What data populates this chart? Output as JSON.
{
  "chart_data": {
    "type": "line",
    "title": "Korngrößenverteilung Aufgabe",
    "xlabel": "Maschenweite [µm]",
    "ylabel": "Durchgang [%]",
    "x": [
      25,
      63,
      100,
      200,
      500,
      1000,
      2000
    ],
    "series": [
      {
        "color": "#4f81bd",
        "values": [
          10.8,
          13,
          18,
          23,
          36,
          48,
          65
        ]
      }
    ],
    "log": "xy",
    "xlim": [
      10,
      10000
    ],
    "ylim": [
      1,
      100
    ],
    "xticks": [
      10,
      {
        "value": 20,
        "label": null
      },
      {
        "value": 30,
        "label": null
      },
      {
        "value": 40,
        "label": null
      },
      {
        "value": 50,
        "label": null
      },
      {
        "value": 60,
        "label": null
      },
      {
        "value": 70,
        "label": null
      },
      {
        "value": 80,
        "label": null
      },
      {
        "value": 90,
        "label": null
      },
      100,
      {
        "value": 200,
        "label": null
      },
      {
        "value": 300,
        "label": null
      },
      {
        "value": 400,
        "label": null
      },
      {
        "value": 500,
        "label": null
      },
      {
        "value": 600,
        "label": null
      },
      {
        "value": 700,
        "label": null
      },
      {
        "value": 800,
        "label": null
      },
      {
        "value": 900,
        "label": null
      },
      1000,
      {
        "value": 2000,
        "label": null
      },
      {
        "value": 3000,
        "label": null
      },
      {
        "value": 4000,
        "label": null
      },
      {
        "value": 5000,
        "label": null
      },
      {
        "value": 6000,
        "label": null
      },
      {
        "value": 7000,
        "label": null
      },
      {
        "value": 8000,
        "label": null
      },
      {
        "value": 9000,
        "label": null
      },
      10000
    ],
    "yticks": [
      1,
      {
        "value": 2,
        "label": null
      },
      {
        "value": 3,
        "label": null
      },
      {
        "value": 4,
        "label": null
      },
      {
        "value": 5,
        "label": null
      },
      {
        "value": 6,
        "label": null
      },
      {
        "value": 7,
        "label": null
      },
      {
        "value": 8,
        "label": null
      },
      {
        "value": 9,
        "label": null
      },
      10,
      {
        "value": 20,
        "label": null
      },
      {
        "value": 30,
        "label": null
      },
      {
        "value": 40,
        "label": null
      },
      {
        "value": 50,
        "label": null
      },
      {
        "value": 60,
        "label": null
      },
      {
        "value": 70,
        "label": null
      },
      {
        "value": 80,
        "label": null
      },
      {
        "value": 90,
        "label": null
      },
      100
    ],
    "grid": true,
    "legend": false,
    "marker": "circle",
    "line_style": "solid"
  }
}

### PROBLEM TO SOLVE
Reproduce every line above without error.

### PROBLEM SOLUTION
What data populates this chart? Output as JSON.
{
  "chart_data": {
    "type": "line",
    "title": "Korngrößenverteilung Aufgabe",
    "xlabel": "Maschenweite [µm]",
    "ylabel": "Durchgang [%]",
    "x": [
      25,
      63,
      100,
      200,
      500,
      1000,
      2000
    ],
    "series": [
      {
        "color": "#4f81bd",
        "values": [
          10.8,
          13,
          18,
          23,
          36,
          48,
          65
        ]
      }
    ],
    "log": "xy",
    "xlim": [
      10,
      10000
    ],
    "ylim": [
      1,
      100
    ],
    "xticks": [
      10,
      {
        "value": 20,
        "label": null
      },
      {
        "value": 30,
        "label": null
      },
      {
        "value": 40,
        "label": null
      },
      {
        "value": 50,
        "label": null
      },
      {
        "value": 60,
        "label": null
      },
      {
        "value": 70,
        "label": null
      },
      {
        "value": 80,
        "label": null
      },
      {
        "value": 90,
        "label": null
      },
      100,
      {
        "value": 200,
        "label": null
      },
      {
        "value": 300,
        "label": null
      },
      {
        "value": 400,
        "label": null
      },
      {
        "value": 500,
        "label": null
      },
      {
        "value": 600,
        "label": null
      },
      {
        "value": 700,
        "label": null
      },
      {
        "value": 800,
        "label": null
      },
      {
        "value": 900,
        "label": null
      },
      1000,
      {
        "value": 2000,
        "label": null
      },
      {
        "value": 3000,
        "label": null
      },
      {
        "value": 4000,
        "label": null
      },
      {
        "value": 5000,
        "label": null
      },
      {
        "value": 6000,
        "label": null
      },
      {
        "value": 7000,
        "label": null
      },
      {
        "value": 8000,
        "label": null
      },
      {
        "value": 9000,
        "label": null
      },
      10000
    ],
    "yticks": [
      1,
      {
        "value": 2,
        "label": null
      },
      {
        "value": 3,
        "label": null
      },
      {
        "value": 4,
        "label": null
      },
      {
        "value": 5,
        "label": null
      },
      {
        "value": 6,
        "label": null
      },
      {
        "value": 7,
        "label": null
      },
      {
        "value": 8,
        "label": null
      },
      {
        "value": 9,
        "label": null
      },
      10,
      {
        "value": 20,
        "label": null
      },
      {
        "value": 30,
        "label": null
      },
      {
        "value": 40,
        "label": null
      },
      {
        "value": 50,
        "label": null
      },
      {
        "value": 60,
        "label": null
      },
      {
        "value": 70,
        "label": null
      },
      {
        "value": 80,
        "label": null
      },
      {
        "value": 90,
        "label": null
      },
      100
    ],
    "grid": true,
    "legend": false,
    "marker": "circle",
    "line_style": "solid"
  }
}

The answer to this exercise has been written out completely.